▶ **THE TASK**: Update the stretch from "A lentiviral vector" through "expression of Cas9." in the text about the inducible Cas9 vector by changing "lentiviral vector" to "lentiviral construct".

A lentiviral vector permitting temporal control of Cas9 expression helps reveal the function of essential genes, while avoiding constitutive expression of Cas9.
- Temporal control of Cas9 expression and gene editing
- Facilitates enrichment of edited cells
- High precision and improved experimental flexibility
The Edit-R™ Inducible Lentiviral Cas9 Expression Vector is based on one of two critical components of the CRISPR-Cas9 system required for gene editing in mammalian cells – the Cas9 nuclease enzyme. Used in conjunction with an Edit-R Lentiviral sgRNA designed to target the gene of interest, the Edit-R Inducible Lentiviral Cas9 Expression Vector provides researchers with temporal control of gene knockout using an optimized doxycycline inducible system.
Temporal control of Cas9 expression and gene editing
The Edit-R Inducible Lentiviral Cas9 Expression Vector contains a human codon-optimized version of the Cas9 gene under the control of the highly responsive Tet-On® 3G doxycycline inducible promoter. This allows gene knockouts to be obtained by treatment with an optimized concentration of doxycycline at a precisely defined time. As well as permitting tight regulation of Cas9 expression with minimal basal expression, the Edit-R Inducible Lentiviral Cas9 Expression Vector provides potent activation upon induction, even at very low doses of doxycycline.

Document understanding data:
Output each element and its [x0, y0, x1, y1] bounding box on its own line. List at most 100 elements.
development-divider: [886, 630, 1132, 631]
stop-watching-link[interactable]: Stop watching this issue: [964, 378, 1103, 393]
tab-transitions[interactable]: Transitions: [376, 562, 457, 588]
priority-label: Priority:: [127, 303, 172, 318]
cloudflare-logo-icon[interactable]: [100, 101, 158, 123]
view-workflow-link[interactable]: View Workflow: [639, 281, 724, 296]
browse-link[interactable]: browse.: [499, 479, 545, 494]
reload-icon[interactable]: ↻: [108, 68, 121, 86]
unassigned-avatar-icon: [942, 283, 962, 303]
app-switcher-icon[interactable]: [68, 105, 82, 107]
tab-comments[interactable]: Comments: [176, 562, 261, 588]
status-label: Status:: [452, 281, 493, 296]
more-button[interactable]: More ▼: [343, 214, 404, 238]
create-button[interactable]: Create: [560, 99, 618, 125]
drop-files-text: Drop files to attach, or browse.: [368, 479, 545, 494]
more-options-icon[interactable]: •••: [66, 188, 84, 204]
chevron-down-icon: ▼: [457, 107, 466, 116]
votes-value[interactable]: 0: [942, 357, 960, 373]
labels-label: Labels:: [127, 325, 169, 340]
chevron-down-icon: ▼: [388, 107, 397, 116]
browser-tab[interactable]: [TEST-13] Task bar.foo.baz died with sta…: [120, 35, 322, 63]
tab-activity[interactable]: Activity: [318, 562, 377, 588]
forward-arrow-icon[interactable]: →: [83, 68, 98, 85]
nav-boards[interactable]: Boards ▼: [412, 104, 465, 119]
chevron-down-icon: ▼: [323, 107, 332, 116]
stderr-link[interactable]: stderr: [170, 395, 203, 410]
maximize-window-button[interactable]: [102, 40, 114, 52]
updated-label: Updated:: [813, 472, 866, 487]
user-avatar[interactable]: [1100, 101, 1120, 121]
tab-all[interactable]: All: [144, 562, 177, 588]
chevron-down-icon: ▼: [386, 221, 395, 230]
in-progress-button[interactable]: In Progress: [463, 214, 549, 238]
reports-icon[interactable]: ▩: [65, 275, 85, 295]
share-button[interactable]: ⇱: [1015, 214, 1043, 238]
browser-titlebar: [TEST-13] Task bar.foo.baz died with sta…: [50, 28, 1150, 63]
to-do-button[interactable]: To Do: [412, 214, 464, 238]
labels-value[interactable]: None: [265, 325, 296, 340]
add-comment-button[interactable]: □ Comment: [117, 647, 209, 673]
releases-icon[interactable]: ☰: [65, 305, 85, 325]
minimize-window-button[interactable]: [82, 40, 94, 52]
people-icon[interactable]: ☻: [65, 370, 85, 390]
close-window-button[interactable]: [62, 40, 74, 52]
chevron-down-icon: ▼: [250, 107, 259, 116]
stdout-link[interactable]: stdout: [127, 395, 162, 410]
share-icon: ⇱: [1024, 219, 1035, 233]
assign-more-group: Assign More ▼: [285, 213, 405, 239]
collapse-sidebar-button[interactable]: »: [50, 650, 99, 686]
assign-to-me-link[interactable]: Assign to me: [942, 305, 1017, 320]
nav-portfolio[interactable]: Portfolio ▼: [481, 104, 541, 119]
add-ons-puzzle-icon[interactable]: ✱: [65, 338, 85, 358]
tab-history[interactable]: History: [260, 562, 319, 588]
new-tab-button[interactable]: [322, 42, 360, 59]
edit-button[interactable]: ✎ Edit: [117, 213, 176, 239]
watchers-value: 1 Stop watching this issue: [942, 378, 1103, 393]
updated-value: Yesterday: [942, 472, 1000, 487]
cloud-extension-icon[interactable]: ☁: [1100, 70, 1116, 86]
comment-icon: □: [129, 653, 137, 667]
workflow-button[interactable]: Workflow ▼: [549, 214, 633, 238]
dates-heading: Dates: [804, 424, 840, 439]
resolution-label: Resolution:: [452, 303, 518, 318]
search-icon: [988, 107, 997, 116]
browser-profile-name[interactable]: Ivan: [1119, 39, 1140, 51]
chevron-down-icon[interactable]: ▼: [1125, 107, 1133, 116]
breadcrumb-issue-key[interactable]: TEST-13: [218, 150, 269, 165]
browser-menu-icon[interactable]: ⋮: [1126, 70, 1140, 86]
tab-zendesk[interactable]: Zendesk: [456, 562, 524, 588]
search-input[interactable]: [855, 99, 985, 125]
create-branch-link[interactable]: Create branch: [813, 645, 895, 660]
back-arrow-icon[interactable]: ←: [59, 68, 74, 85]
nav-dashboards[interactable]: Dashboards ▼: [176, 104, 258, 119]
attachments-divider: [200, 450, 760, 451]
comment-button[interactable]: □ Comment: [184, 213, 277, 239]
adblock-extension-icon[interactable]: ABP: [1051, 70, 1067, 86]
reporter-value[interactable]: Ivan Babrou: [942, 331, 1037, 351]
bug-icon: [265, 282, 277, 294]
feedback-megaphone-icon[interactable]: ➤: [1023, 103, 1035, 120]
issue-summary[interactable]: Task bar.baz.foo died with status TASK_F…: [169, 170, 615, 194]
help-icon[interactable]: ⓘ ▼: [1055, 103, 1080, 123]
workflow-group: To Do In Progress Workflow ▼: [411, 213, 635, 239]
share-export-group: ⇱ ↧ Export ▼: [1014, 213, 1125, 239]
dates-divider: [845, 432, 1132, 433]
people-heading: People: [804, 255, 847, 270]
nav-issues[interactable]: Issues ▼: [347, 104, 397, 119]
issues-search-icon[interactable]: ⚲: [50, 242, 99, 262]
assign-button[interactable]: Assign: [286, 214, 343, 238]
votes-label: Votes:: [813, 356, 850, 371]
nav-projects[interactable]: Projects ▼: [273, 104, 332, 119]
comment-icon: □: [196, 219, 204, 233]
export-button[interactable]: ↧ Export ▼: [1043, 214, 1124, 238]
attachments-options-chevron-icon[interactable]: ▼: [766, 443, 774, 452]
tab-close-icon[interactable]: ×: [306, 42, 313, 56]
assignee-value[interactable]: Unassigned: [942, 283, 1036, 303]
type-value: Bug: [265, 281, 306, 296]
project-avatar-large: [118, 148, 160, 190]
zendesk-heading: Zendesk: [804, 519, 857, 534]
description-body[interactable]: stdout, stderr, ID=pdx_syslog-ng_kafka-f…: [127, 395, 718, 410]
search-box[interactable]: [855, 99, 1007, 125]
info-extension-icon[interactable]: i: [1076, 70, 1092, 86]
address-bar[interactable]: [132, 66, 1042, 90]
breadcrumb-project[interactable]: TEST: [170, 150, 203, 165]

▶ **OUTPUT**:
A lentiviral construct permitting temporal control of Cas9 expression helps reveal the function of essential genes, while avoiding constitutive expression of Cas9.